Extracted data entries:
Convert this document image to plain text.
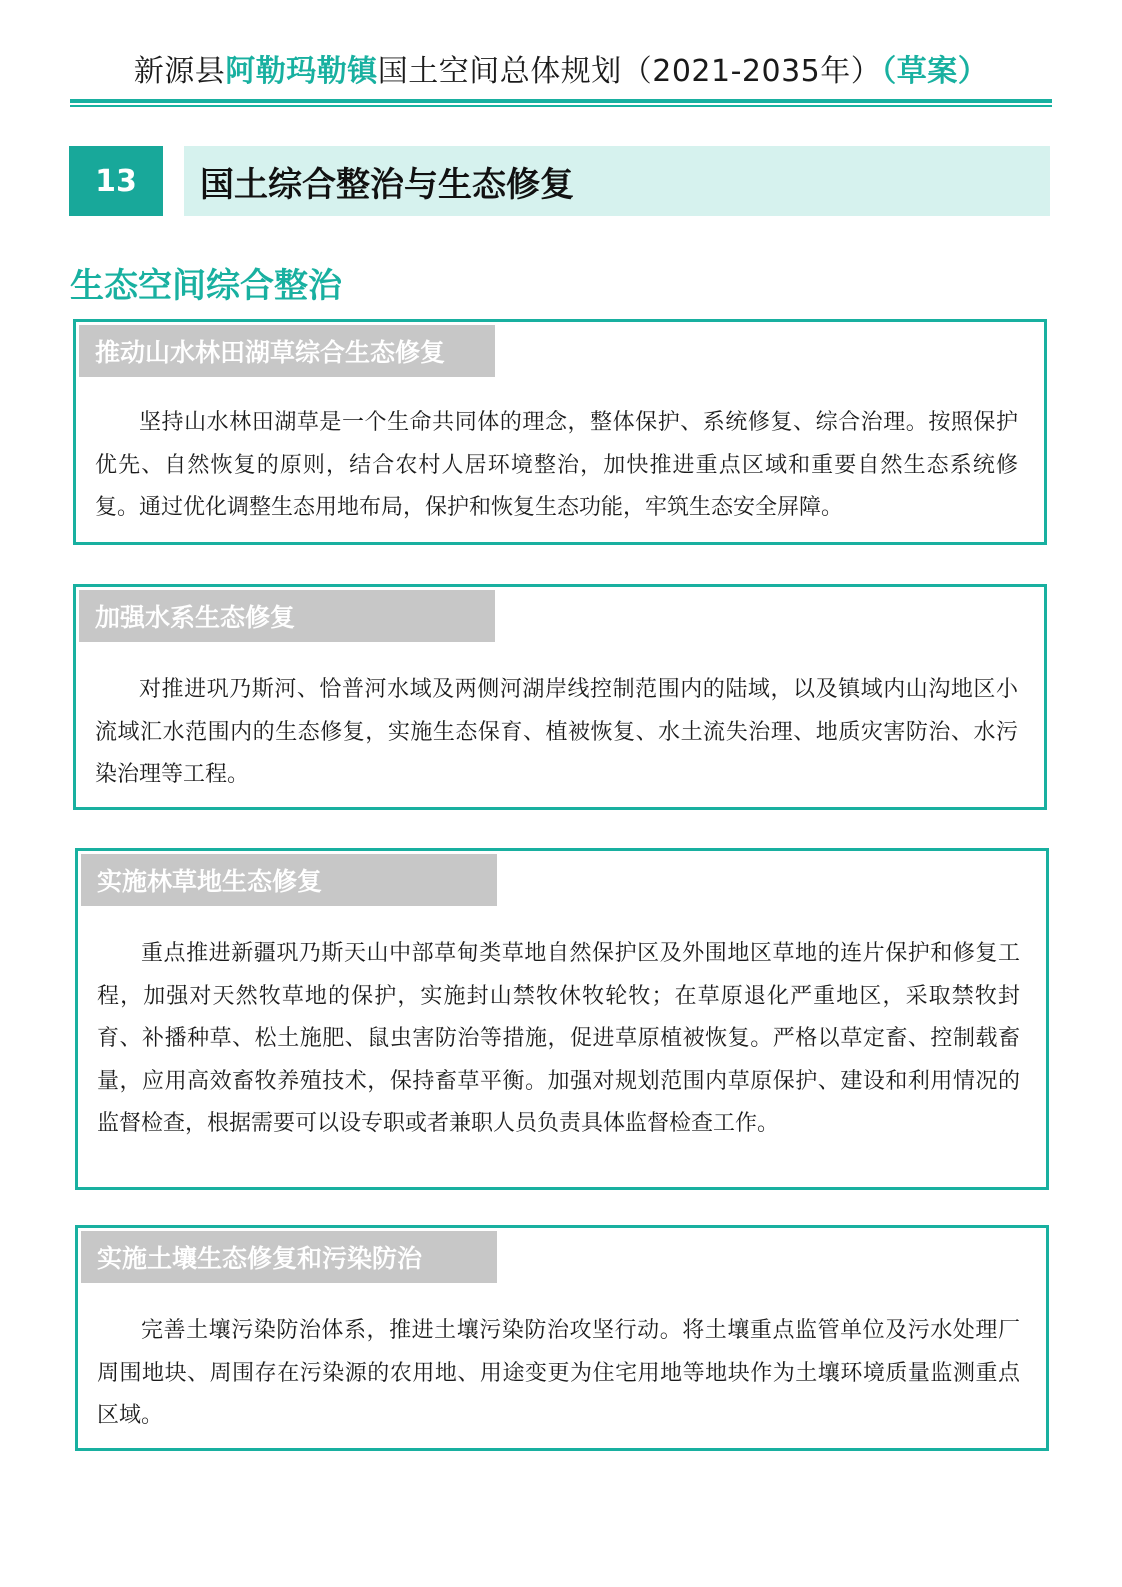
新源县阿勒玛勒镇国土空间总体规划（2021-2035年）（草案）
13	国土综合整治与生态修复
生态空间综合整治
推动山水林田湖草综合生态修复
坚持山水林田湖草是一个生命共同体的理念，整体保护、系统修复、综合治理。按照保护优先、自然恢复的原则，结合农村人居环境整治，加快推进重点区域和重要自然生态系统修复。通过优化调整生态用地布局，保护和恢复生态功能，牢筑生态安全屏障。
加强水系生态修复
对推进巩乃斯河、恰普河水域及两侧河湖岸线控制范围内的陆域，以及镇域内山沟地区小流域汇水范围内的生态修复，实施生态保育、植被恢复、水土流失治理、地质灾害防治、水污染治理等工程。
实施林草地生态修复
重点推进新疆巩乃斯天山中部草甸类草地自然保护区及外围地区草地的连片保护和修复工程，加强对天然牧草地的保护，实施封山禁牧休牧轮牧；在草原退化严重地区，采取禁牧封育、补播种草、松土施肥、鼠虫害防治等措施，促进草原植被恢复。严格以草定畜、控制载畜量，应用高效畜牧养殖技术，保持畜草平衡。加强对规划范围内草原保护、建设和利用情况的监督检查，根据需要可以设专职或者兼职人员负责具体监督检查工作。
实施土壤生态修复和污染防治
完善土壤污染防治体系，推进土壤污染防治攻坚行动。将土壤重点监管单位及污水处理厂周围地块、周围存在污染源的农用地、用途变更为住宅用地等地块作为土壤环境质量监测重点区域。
---
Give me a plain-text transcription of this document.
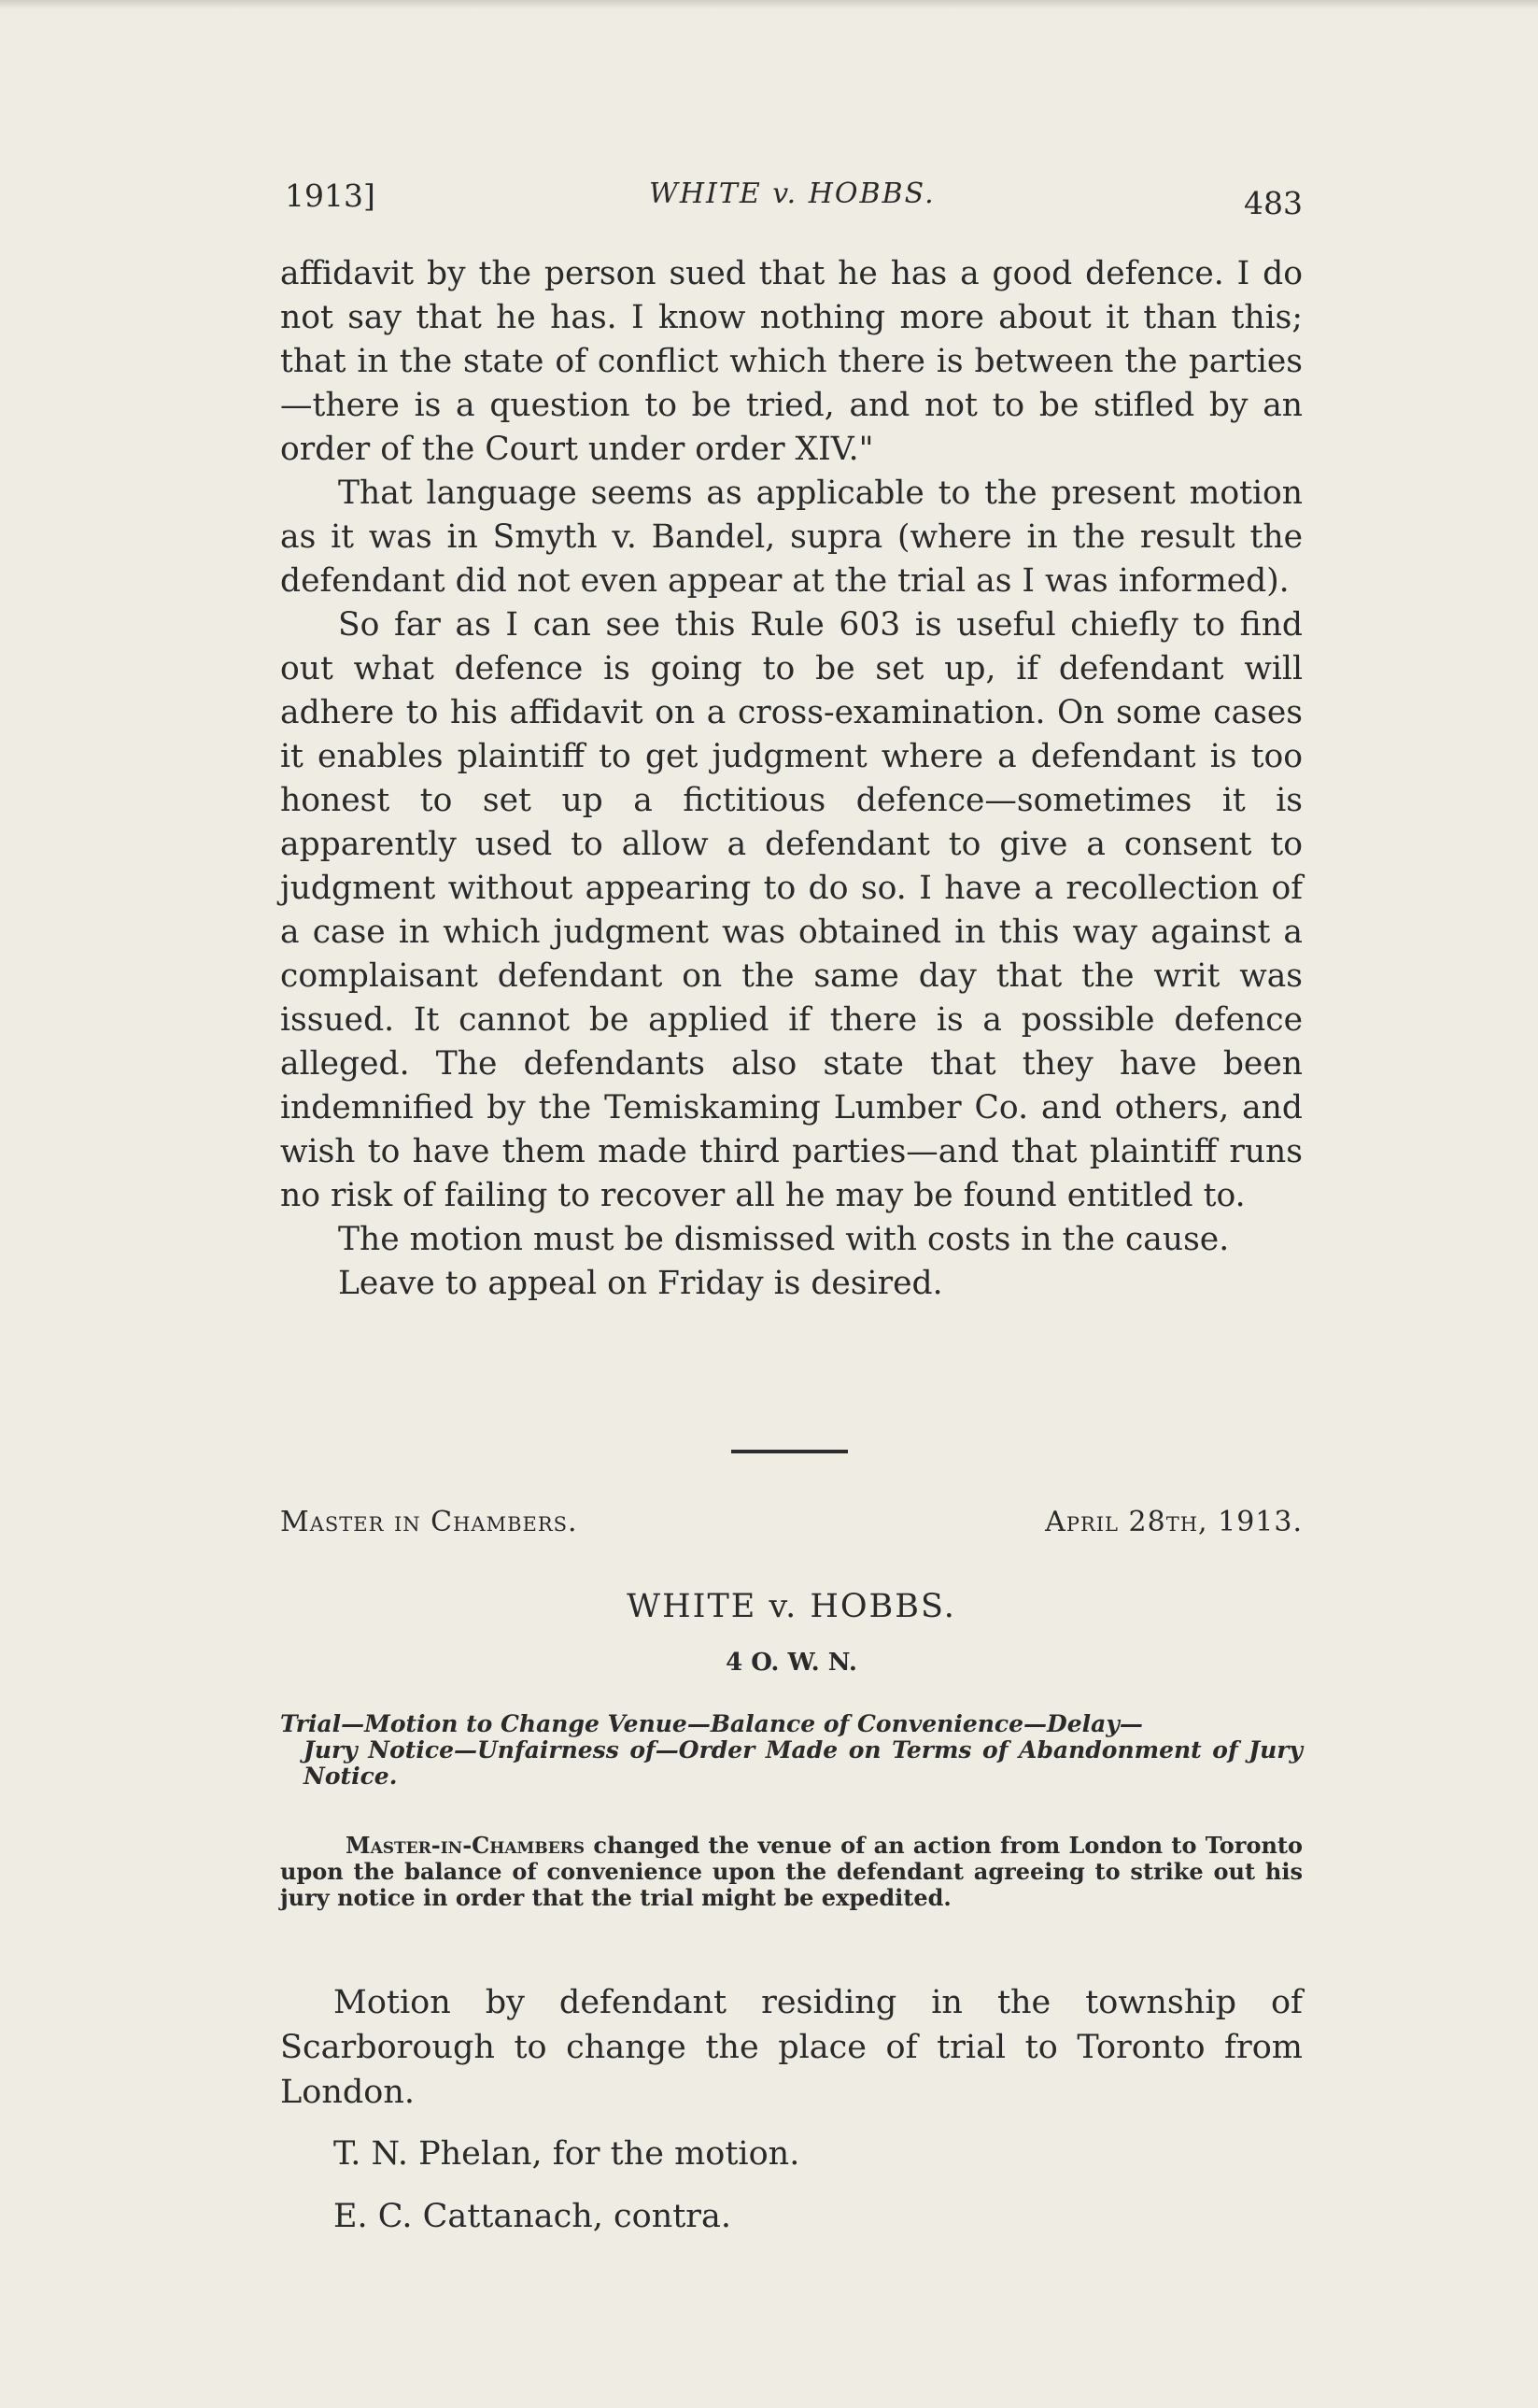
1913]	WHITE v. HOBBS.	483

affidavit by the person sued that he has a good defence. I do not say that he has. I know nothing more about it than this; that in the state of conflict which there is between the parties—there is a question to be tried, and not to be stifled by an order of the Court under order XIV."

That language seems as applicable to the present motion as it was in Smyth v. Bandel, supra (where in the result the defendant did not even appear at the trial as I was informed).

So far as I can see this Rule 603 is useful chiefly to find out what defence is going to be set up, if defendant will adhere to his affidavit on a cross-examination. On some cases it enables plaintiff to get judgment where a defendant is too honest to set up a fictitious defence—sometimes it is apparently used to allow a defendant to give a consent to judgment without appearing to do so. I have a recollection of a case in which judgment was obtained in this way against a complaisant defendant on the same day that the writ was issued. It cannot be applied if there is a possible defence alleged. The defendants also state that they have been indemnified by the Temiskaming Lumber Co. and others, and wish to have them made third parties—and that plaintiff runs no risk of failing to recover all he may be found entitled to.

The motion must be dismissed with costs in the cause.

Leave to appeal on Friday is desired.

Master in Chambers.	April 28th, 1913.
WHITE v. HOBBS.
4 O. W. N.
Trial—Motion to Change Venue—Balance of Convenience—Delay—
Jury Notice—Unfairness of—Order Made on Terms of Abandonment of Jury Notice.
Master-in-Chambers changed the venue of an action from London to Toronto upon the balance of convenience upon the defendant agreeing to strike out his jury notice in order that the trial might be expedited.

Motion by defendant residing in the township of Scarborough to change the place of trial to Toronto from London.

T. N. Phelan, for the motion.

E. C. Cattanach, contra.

- Short task:
Return all lines containing "Master".

- Expected output:
Master in Chambers.	April 28th, 1913.
Master-in-Chambers changed the venue of an action from London to Toronto upon the balance of convenience upon the defendant agreeing to strike out his jury notice in order that the trial might be expedited.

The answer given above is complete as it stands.